START GIVEN ENTRIES

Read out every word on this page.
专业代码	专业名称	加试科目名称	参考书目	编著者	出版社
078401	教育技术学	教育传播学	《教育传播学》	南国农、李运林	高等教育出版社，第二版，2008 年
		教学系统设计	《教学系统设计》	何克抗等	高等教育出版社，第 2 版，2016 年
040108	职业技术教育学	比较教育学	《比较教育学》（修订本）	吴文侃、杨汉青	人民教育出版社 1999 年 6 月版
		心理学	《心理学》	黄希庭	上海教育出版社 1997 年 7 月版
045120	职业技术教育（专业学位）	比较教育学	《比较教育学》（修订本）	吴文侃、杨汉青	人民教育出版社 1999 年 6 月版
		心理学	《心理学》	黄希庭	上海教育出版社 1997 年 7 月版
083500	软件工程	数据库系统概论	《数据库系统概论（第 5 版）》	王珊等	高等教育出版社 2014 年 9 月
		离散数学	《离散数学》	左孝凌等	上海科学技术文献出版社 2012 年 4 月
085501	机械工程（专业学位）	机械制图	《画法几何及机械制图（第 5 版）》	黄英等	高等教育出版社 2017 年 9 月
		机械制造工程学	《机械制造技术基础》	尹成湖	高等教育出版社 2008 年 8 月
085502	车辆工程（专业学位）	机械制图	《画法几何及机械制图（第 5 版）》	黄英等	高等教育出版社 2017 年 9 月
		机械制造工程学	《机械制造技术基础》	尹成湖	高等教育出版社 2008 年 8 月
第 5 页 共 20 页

END GIVEN ENTRIES

» **WRITTEN TASK**:
Return each line with "专业学位".

» **SOLUTION FOR THIS EXERCISE**:
045120	职业技术教育（专业学位）	比较教育学	《比较教育学》（修订本）	吴文侃、杨汉青	人民教育出版社 1999 年 6 月版
085501	机械工程（专业学位）	机械制图	《画法几何及机械制图（第 5 版）》	黄英等	高等教育出版社 2017 年 9 月
085502	车辆工程（专业学位）	机械制图	《画法几何及机械制图（第 5 版）》	黄英等	高等教育出版社 2017 年 9 月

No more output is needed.